Task requirements
In the listing below, locate the lines that hold the string "kind". Copy those lines.

Dataset entries
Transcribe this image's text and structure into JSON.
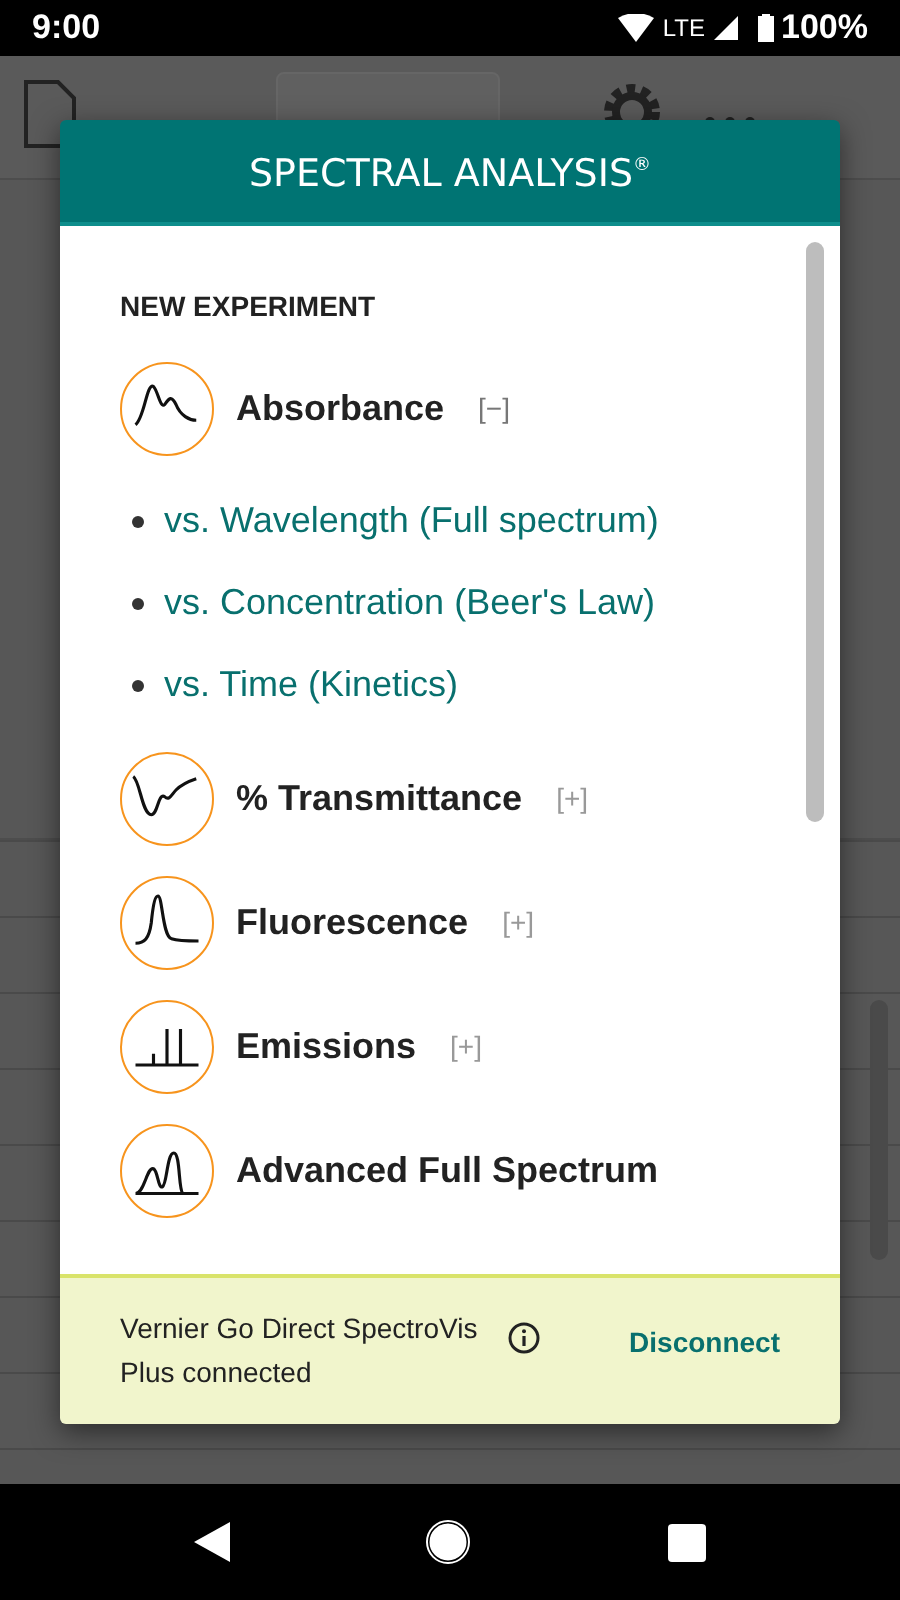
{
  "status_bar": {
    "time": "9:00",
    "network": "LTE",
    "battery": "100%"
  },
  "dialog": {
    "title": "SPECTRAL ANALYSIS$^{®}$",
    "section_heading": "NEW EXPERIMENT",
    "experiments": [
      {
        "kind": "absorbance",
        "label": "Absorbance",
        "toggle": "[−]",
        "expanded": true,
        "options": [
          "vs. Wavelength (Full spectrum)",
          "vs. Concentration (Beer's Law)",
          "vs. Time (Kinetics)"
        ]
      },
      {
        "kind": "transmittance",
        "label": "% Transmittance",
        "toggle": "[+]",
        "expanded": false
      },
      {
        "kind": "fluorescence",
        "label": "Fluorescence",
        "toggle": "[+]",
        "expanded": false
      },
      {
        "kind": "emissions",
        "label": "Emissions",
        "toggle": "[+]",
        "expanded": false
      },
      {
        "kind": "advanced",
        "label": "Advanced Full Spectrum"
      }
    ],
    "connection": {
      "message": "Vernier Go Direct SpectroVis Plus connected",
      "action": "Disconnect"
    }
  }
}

Exercise answer
        "kind": "absorbance",
        "kind": "transmittance",
        "kind": "fluorescence",
        "kind": "emissions",
        "kind": "advanced",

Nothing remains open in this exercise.